SUPPLIED MATERIAL.
[start]

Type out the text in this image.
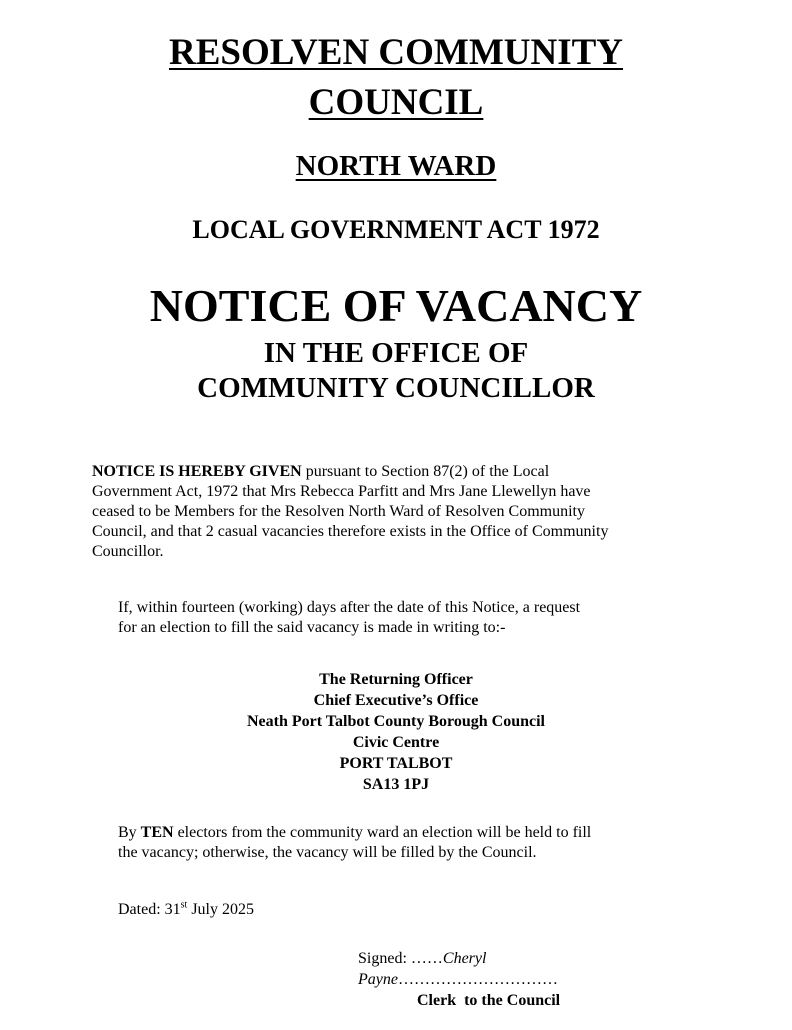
RESOLVEN COMMUNITY
COUNCIL
NORTH WARD
LOCAL GOVERNMENT ACT 1972
NOTICE OF VACANCY
IN THE OFFICE OF
COMMUNITY COUNCILLOR
NOTICE IS HEREBY GIVEN pursuant to Section 87(2) of the Local
Government Act, 1972 that Mrs Rebecca Parfitt and Mrs Jane Llewellyn have
ceased to be Members for the Resolven North Ward of Resolven Community
Council, and that 2 casual vacancies therefore exists in the Office of Community
Councillor.
If, within fourteen (working) days after the date of this Notice, a request
for an election to fill the said vacancy is made in writing to:-
The Returning Officer
Chief Executive’s Office
Neath Port Talbot County Borough Council
Civic Centre
PORT TALBOT
SA13 1PJ
By TEN electors from the community ward an election will be held to fill
the vacancy; otherwise, the vacancy will be filled by the Council.
Dated: 31st July 2025
Signed: ……Cheryl
Payne…………………………
Clerk  to the Council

[end]

Only lines with the word "this" should be collected from the material.

Type out the text in this image.
If, within fourteen (working) days after the date of this Notice, a request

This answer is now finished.